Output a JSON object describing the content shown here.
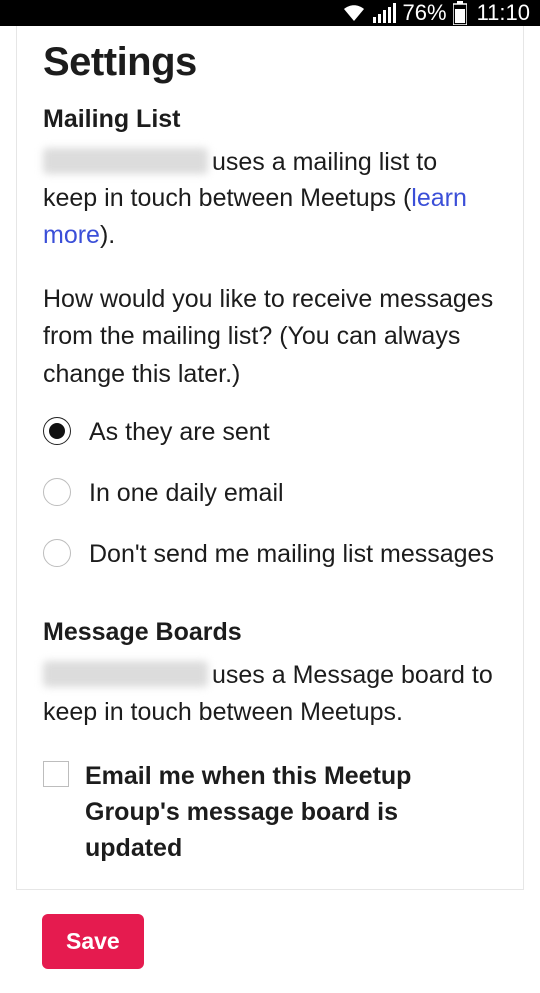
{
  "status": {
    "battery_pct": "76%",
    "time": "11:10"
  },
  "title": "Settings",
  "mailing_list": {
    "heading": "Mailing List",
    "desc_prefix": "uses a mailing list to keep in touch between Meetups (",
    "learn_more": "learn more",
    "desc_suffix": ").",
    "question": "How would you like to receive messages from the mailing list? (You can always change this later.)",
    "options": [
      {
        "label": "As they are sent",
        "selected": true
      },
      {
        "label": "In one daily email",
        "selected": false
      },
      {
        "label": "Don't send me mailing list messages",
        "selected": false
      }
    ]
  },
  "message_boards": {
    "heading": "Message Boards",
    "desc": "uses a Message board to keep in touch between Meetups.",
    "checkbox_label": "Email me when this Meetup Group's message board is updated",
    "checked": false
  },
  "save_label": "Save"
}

--

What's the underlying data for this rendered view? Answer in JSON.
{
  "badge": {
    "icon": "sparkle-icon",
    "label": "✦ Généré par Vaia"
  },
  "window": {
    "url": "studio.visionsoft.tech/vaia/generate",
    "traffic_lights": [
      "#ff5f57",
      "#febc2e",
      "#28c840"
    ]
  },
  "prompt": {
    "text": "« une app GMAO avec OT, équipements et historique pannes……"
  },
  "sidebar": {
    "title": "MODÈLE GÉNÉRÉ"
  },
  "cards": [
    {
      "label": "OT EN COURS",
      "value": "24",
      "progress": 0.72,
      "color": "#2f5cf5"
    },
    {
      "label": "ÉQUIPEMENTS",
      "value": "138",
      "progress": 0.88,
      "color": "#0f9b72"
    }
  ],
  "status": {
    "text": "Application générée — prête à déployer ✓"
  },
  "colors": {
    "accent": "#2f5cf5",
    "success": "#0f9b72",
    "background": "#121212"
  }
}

# Exercise description
Find the word "this" in the entries, and copy every line it shows up in.

# Correct answer
    "question": "How would you like to receive messages from the mailing list? (You can always change this later.)",
    "checkbox_label": "Email me when this Meetup Group's message board is updated",
What's the underlying data for this rendered view? Answer in JSON.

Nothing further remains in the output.